[Data entries for graphics]
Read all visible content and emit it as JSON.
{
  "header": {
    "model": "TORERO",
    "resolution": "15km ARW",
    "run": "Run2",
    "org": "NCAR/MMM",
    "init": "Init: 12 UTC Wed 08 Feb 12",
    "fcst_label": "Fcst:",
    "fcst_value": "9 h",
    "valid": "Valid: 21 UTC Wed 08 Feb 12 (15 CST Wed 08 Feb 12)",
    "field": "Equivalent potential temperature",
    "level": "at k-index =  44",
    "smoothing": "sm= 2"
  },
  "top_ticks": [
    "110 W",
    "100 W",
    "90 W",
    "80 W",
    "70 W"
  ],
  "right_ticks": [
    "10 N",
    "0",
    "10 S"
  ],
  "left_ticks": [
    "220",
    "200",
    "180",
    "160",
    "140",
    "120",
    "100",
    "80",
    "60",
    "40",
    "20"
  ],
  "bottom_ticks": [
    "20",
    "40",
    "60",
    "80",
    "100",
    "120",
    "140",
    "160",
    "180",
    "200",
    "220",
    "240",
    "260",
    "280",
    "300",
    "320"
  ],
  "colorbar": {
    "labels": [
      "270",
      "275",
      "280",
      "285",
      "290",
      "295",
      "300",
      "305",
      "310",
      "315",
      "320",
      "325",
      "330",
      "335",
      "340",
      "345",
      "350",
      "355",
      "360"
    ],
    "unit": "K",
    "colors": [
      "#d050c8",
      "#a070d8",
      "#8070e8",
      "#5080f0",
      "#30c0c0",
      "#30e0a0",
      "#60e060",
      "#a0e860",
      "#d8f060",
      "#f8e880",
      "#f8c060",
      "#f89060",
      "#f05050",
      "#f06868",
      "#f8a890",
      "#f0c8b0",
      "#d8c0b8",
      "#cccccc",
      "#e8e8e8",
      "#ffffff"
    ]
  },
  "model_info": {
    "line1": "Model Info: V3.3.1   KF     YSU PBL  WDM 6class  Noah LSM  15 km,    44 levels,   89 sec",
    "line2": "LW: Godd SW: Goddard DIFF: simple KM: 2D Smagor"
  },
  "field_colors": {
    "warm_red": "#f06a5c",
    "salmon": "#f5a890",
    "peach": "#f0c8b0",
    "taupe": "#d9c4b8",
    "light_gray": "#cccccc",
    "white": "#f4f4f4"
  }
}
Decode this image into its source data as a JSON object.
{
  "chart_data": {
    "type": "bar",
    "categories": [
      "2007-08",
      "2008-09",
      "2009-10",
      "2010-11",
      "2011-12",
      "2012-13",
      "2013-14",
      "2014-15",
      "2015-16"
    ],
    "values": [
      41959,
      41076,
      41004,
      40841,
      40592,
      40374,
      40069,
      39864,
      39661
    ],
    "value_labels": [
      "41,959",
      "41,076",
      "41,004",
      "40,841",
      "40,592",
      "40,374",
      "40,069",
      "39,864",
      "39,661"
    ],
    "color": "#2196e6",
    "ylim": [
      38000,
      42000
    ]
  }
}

AIM OF THE TASK: Copy out exactly the lines between the line with "Decode this image" and the last line of the entries, counting both of those lines.

RESPONSE TO THE EXERCISE:
Decode this image into its source data as a JSON object.
{
  "chart_data": {
    "type": "bar",
    "categories": [
      "2007-08",
      "2008-09",
      "2009-10",
      "2010-11",
      "2011-12",
      "2012-13",
      "2013-14",
      "2014-15",
      "2015-16"
    ],
    "values": [
      41959,
      41076,
      41004,
      40841,
      40592,
      40374,
      40069,
      39864,
      39661
    ],
    "value_labels": [
      "41,959",
      "41,076",
      "41,004",
      "40,841",
      "40,592",
      "40,374",
      "40,069",
      "39,864",
      "39,661"
    ],
    "color": "#2196e6",
    "ylim": [
      38000,
      42000
    ]
  }
}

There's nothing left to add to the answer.